## [Data items]
=-=-=

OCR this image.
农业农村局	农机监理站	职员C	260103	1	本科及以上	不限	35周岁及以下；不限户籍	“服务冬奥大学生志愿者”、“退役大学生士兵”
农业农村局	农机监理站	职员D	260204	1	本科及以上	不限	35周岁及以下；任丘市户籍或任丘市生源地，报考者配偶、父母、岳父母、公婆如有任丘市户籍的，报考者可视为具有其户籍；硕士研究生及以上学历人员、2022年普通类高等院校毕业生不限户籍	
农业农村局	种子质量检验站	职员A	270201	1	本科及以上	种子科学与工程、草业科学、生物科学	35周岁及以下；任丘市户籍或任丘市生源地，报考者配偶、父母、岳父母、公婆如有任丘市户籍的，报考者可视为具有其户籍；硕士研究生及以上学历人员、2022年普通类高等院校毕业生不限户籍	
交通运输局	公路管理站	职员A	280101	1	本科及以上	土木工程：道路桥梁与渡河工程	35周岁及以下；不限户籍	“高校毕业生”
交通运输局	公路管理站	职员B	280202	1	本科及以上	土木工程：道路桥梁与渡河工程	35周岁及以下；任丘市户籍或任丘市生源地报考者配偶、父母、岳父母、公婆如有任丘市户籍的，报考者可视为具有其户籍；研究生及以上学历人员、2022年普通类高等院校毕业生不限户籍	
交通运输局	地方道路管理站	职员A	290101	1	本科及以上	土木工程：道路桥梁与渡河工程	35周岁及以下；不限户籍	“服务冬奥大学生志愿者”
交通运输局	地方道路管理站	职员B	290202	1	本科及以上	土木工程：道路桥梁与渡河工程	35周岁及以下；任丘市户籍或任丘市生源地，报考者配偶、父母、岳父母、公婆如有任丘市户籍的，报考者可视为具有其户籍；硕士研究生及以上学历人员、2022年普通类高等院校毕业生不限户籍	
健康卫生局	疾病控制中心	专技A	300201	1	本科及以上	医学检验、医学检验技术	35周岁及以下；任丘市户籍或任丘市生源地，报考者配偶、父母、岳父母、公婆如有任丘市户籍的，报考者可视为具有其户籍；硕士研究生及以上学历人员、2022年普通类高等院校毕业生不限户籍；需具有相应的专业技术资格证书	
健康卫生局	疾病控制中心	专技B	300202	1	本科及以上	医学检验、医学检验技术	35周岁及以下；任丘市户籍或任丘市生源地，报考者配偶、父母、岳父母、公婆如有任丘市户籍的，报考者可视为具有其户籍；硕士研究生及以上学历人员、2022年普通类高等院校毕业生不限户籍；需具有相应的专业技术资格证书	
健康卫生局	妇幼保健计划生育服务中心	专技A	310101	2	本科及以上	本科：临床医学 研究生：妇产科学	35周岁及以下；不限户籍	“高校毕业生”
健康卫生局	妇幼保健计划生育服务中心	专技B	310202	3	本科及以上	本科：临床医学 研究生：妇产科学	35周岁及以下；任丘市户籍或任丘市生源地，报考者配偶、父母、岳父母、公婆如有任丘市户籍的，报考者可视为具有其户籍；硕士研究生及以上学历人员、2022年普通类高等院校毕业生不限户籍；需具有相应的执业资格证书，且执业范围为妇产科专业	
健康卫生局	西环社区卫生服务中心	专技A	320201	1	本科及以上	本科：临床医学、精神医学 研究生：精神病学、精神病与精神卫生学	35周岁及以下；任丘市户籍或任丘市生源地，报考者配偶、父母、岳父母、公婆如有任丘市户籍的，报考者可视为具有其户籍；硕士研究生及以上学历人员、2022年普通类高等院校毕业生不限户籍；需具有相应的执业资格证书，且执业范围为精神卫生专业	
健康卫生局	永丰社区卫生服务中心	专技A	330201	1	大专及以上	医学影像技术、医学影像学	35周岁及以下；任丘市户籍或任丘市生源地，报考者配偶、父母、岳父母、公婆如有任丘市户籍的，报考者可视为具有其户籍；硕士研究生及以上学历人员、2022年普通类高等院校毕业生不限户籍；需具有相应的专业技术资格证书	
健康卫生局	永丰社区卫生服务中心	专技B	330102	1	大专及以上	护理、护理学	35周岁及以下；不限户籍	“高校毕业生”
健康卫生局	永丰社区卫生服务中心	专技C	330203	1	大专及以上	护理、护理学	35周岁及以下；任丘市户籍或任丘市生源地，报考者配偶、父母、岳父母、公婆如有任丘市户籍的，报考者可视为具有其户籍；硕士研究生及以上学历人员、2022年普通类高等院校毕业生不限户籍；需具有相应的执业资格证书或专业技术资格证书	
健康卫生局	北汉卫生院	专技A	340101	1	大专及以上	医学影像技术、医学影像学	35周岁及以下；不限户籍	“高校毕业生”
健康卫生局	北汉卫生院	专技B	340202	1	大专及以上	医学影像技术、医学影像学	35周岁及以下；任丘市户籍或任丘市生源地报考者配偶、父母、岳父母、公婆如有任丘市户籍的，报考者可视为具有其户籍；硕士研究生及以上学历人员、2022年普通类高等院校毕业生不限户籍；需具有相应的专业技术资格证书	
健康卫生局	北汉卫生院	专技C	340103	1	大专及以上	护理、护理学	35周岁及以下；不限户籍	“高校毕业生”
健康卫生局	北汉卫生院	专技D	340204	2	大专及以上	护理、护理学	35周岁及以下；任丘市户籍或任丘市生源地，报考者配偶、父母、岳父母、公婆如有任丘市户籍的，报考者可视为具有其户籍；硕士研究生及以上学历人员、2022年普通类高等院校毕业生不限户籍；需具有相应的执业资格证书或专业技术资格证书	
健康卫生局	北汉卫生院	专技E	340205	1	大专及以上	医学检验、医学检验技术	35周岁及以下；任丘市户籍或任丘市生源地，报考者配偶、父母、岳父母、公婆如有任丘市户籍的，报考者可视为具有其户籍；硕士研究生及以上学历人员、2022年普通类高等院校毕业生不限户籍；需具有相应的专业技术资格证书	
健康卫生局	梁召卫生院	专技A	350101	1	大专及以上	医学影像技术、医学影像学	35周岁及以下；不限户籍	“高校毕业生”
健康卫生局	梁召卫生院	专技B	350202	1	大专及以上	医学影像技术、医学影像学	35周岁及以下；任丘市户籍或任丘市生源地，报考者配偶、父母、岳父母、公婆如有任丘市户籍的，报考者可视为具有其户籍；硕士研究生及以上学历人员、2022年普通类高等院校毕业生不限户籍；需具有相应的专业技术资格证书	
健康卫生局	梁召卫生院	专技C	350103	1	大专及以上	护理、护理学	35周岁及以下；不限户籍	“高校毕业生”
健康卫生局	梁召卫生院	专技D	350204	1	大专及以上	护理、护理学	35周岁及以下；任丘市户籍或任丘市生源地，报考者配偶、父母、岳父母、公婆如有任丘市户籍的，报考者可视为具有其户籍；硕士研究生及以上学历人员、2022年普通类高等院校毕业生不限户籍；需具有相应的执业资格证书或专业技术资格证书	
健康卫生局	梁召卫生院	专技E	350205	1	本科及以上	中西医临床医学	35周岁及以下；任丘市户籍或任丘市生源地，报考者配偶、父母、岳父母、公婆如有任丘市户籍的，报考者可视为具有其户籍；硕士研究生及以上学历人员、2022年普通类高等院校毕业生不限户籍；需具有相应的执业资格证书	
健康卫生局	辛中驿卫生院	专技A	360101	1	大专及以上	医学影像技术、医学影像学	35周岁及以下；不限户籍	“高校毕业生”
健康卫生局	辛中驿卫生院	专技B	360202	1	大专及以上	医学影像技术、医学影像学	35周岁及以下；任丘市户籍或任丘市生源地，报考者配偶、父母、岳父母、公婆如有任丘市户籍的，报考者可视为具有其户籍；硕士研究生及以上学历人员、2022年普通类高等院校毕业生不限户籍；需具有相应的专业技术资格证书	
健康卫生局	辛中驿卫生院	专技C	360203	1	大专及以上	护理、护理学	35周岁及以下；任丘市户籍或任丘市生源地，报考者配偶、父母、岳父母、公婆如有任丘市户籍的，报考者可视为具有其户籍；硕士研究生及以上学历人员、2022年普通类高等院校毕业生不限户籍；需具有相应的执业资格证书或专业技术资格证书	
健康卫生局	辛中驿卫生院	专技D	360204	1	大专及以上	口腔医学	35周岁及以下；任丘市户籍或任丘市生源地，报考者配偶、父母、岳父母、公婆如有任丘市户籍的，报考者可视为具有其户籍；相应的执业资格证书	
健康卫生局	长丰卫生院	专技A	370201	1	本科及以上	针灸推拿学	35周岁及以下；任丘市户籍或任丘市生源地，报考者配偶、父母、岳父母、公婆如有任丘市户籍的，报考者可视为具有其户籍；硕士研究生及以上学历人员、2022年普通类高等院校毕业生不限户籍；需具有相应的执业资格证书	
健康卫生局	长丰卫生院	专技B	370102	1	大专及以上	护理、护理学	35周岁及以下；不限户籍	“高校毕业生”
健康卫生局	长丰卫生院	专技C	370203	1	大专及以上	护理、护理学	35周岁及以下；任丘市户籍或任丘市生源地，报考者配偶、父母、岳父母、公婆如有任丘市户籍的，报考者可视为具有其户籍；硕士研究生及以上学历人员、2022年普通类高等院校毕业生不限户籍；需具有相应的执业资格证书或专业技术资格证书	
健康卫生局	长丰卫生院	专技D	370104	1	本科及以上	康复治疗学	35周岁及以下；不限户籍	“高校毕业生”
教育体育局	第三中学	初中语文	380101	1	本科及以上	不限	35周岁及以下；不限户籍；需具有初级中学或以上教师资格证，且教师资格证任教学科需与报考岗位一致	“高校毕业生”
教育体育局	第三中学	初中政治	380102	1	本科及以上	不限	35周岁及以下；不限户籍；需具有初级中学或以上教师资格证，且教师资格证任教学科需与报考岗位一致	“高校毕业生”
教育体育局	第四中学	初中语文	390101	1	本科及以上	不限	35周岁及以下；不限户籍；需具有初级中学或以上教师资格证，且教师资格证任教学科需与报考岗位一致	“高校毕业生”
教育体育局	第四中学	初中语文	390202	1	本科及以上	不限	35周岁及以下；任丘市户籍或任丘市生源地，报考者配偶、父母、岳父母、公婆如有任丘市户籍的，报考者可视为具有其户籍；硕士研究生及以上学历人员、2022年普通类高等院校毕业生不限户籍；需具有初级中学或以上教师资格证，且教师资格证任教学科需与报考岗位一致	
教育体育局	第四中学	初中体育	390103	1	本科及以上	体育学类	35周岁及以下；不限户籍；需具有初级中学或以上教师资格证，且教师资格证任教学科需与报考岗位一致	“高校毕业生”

=-=-=

## [To do]
Take every line from the data that contains the word "交通运输局".

## [Solution to this task]
交通运输局	公路管理站	职员A	280101	1	本科及以上	土木工程：道路桥梁与渡河工程	35周岁及以下；不限户籍	“高校毕业生”
交通运输局	公路管理站	职员B	280202	1	本科及以上	土木工程：道路桥梁与渡河工程	35周岁及以下；任丘市户籍或任丘市生源地报考者配偶、父母、岳父母、公婆如有任丘市户籍的，报考者可视为具有其户籍；研究生及以上学历人员、2022年普通类高等院校毕业生不限户籍	
交通运输局	地方道路管理站	职员A	290101	1	本科及以上	土木工程：道路桥梁与渡河工程	35周岁及以下；不限户籍	“服务冬奥大学生志愿者”
交通运输局	地方道路管理站	职员B	290202	1	本科及以上	土木工程：道路桥梁与渡河工程	35周岁及以下；任丘市户籍或任丘市生源地，报考者配偶、父母、岳父母、公婆如有任丘市户籍的，报考者可视为具有其户籍；硕士研究生及以上学历人员、2022年普通类高等院校毕业生不限户籍	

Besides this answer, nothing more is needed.